═══ TASK INPUTS
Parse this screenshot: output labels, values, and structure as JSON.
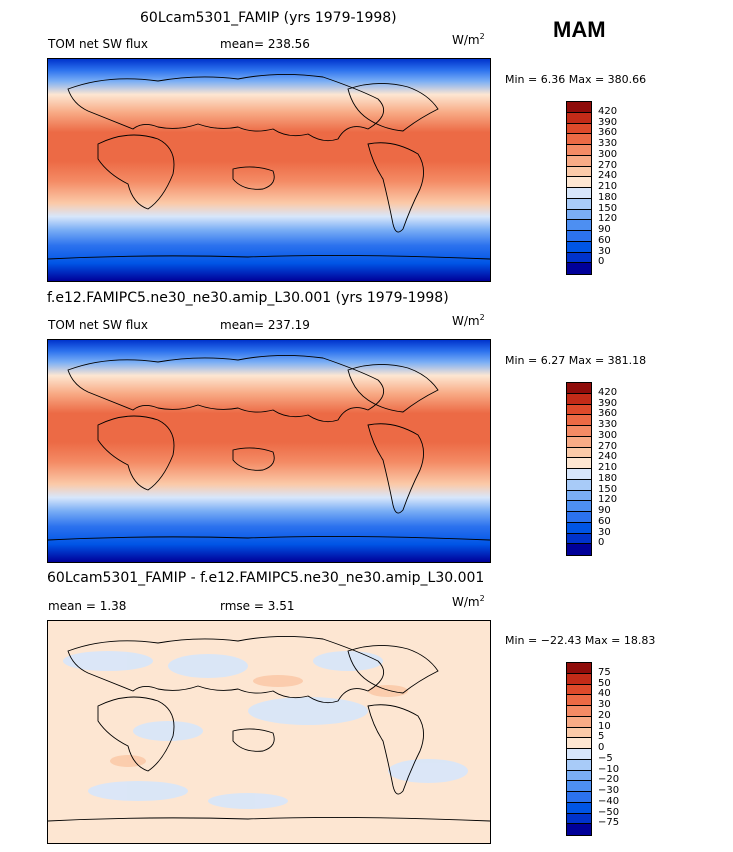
{
  "season": "MAM",
  "units": "W/m",
  "units_exp": "2",
  "palette_abs": [
    "#000099",
    "#0033cc",
    "#0055e6",
    "#2c72ee",
    "#4d8ff2",
    "#7aaef5",
    "#a8cbf8",
    "#d7e6fb",
    "#fde6d2",
    "#fbcaa9",
    "#f8ab86",
    "#f48b65",
    "#ec6a45",
    "#de4a2b",
    "#c32b18",
    "#8f0c0a"
  ],
  "palette_diff": [
    "#000099",
    "#0033cc",
    "#0055e6",
    "#2c72ee",
    "#4d8ff2",
    "#7aaef5",
    "#a8cbf8",
    "#d7e6fb",
    "#fde6d2",
    "#fbcaa9",
    "#f8ab86",
    "#f48b65",
    "#ec6a45",
    "#de4a2b",
    "#c32b18",
    "#8f0c0a"
  ],
  "panels": [
    {
      "title": "60Lcam5301_FAMIP (yrs 1979-1998)",
      "left_label": "TOM net SW flux",
      "stat_label": "mean=",
      "stat_value": "238.56",
      "min_max": "Min =    6.36  Max =  380.66",
      "colorbar_ticks": [
        "420",
        "390",
        "360",
        "330",
        "300",
        "270",
        "240",
        "210",
        "180",
        "150",
        "120",
        "90",
        "60",
        "30",
        "0"
      ]
    },
    {
      "title": "f.e12.FAMIPC5.ne30_ne30.amip_L30.001 (yrs 1979-1998)",
      "left_label": "TOM net SW flux",
      "stat_label": "mean=",
      "stat_value": "237.19",
      "min_max": "Min =    6.27  Max =  381.18",
      "colorbar_ticks": [
        "420",
        "390",
        "360",
        "330",
        "300",
        "270",
        "240",
        "210",
        "180",
        "150",
        "120",
        "90",
        "60",
        "30",
        "0"
      ]
    },
    {
      "title": "60Lcam5301_FAMIP - f.e12.FAMIPC5.ne30_ne30.amip_L30.001",
      "left_label": "mean =    1.38",
      "stat_label": "rmse =",
      "stat_value": "3.51",
      "min_max": "Min = −22.43  Max =   18.83",
      "colorbar_ticks": [
        "75",
        "50",
        "40",
        "30",
        "20",
        "10",
        "5",
        "0",
        "−5",
        "−10",
        "−20",
        "−30",
        "−40",
        "−50",
        "−75"
      ]
    }
  ]
}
══════
## WHAT YOU NEED TO DO
Except for the pictures, give all the material above again verbatim.

## RESULT OF THIS TASK
Parse this screenshot: output labels, values, and structure as JSON.
{
  "season": "MAM",
  "units": "W/m",
  "units_exp": "2",
  "palette_abs": [
    "#000099",
    "#0033cc",
    "#0055e6",
    "#2c72ee",
    "#4d8ff2",
    "#7aaef5",
    "#a8cbf8",
    "#d7e6fb",
    "#fde6d2",
    "#fbcaa9",
    "#f8ab86",
    "#f48b65",
    "#ec6a45",
    "#de4a2b",
    "#c32b18",
    "#8f0c0a"
  ],
  "palette_diff": [
    "#000099",
    "#0033cc",
    "#0055e6",
    "#2c72ee",
    "#4d8ff2",
    "#7aaef5",
    "#a8cbf8",
    "#d7e6fb",
    "#fde6d2",
    "#fbcaa9",
    "#f8ab86",
    "#f48b65",
    "#ec6a45",
    "#de4a2b",
    "#c32b18",
    "#8f0c0a"
  ],
  "panels": [
    {
      "title": "60Lcam5301_FAMIP (yrs 1979-1998)",
      "left_label": "TOM net SW flux",
      "stat_label": "mean=",
      "stat_value": "238.56",
      "min_max": "Min =    6.36  Max =  380.66",
      "colorbar_ticks": [
        "420",
        "390",
        "360",
        "330",
        "300",
        "270",
        "240",
        "210",
        "180",
        "150",
        "120",
        "90",
        "60",
        "30",
        "0"
      ]
    },
    {
      "title": "f.e12.FAMIPC5.ne30_ne30.amip_L30.001 (yrs 1979-1998)",
      "left_label": "TOM net SW flux",
      "stat_label": "mean=",
      "stat_value": "237.19",
      "min_max": "Min =    6.27  Max =  381.18",
      "colorbar_ticks": [
        "420",
        "390",
        "360",
        "330",
        "300",
        "270",
        "240",
        "210",
        "180",
        "150",
        "120",
        "90",
        "60",
        "30",
        "0"
      ]
    },
    {
      "title": "60Lcam5301_FAMIP - f.e12.FAMIPC5.ne30_ne30.amip_L30.001",
      "left_label": "mean =    1.38",
      "stat_label": "rmse =",
      "stat_value": "3.51",
      "min_max": "Min = −22.43  Max =   18.83",
      "colorbar_ticks": [
        "75",
        "50",
        "40",
        "30",
        "20",
        "10",
        "5",
        "0",
        "−5",
        "−10",
        "−20",
        "−30",
        "−40",
        "−50",
        "−75"
      ]
    }
  ]
}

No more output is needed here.